PROBLEM STATEMENT
Make an exact copy of the data below, leaving out every picture.
-----
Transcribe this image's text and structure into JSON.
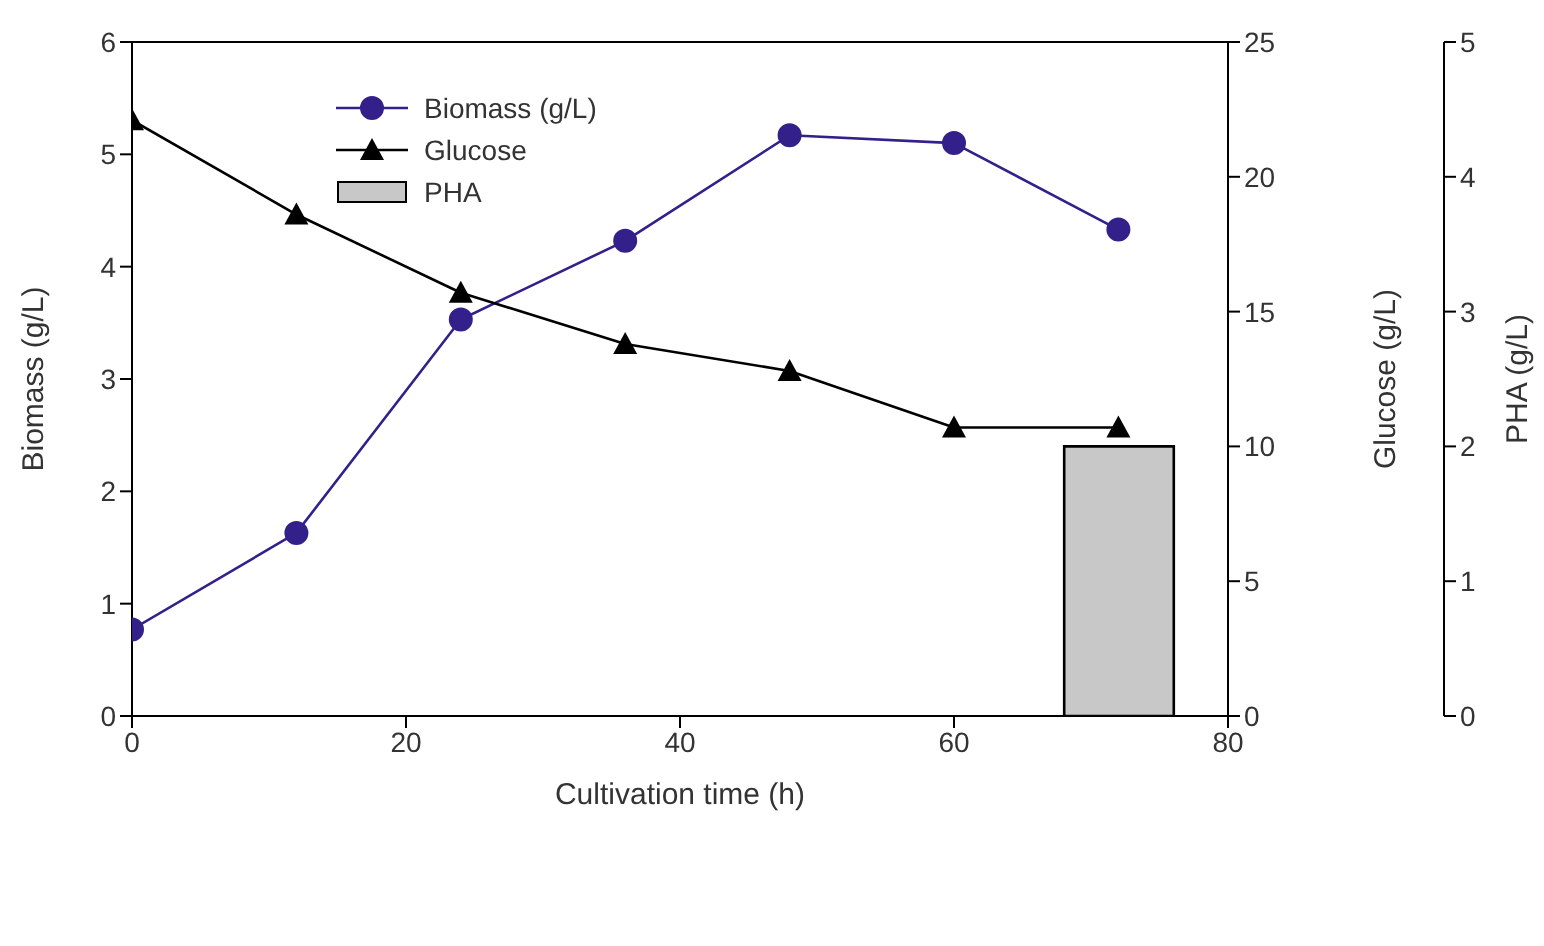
{
  "chart_data": {
    "type": "line",
    "xlabel": "Cultivation time (h)",
    "ylabel": "Biomass (g/L)",
    "y2label": "Glucose (g/L)",
    "y3label": "PHA (g/L)",
    "x": [
      0,
      12,
      24,
      36,
      48,
      60,
      72
    ],
    "series": [
      {
        "name": "Biomass (g/L)",
        "color": "#34208a",
        "marker": "circle",
        "values": [
          0.77,
          1.63,
          3.53,
          4.23,
          5.17,
          5.1,
          4.33
        ]
      },
      {
        "name": "Glucose",
        "color": "#000000",
        "marker": "triangle",
        "axis": "y2",
        "values": [
          22.1,
          18.6,
          15.7,
          13.8,
          12.8,
          10.7,
          10.7
        ]
      },
      {
        "name": "PHA",
        "type": "bar",
        "color": "#c8c8c8",
        "axis": "y3",
        "values": [
          null,
          null,
          null,
          null,
          null,
          null,
          2.0
        ]
      }
    ],
    "xlim": [
      0,
      80
    ],
    "xticks": [
      0,
      20,
      40,
      60,
      80
    ],
    "ylim": [
      0,
      6
    ],
    "yticks": [
      0,
      1,
      2,
      3,
      4,
      5,
      6
    ],
    "y2lim": [
      0,
      25
    ],
    "y2ticks": [
      0,
      5,
      10,
      15,
      20,
      25
    ],
    "y3lim": [
      0,
      5
    ],
    "y3ticks": [
      0,
      1,
      2,
      3,
      4,
      5
    ],
    "grid": false,
    "legend": "top left"
  }
}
-----
FINISHED TASK
Transcribe this image's text and structure into JSON.
{
  "chart_data": {
    "type": "line",
    "xlabel": "Cultivation time (h)",
    "ylabel": "Biomass (g/L)",
    "y2label": "Glucose (g/L)",
    "y3label": "PHA (g/L)",
    "x": [
      0,
      12,
      24,
      36,
      48,
      60,
      72
    ],
    "series": [
      {
        "name": "Biomass (g/L)",
        "color": "#34208a",
        "marker": "circle",
        "values": [
          0.77,
          1.63,
          3.53,
          4.23,
          5.17,
          5.1,
          4.33
        ]
      },
      {
        "name": "Glucose",
        "color": "#000000",
        "marker": "triangle",
        "axis": "y2",
        "values": [
          22.1,
          18.6,
          15.7,
          13.8,
          12.8,
          10.7,
          10.7
        ]
      },
      {
        "name": "PHA",
        "type": "bar",
        "color": "#c8c8c8",
        "axis": "y3",
        "values": [
          null,
          null,
          null,
          null,
          null,
          null,
          2.0
        ]
      }
    ],
    "xlim": [
      0,
      80
    ],
    "xticks": [
      0,
      20,
      40,
      60,
      80
    ],
    "ylim": [
      0,
      6
    ],
    "yticks": [
      0,
      1,
      2,
      3,
      4,
      5,
      6
    ],
    "y2lim": [
      0,
      25
    ],
    "y2ticks": [
      0,
      5,
      10,
      15,
      20,
      25
    ],
    "y3lim": [
      0,
      5
    ],
    "y3ticks": [
      0,
      1,
      2,
      3,
      4,
      5
    ],
    "grid": false,
    "legend": "top left"
  }
}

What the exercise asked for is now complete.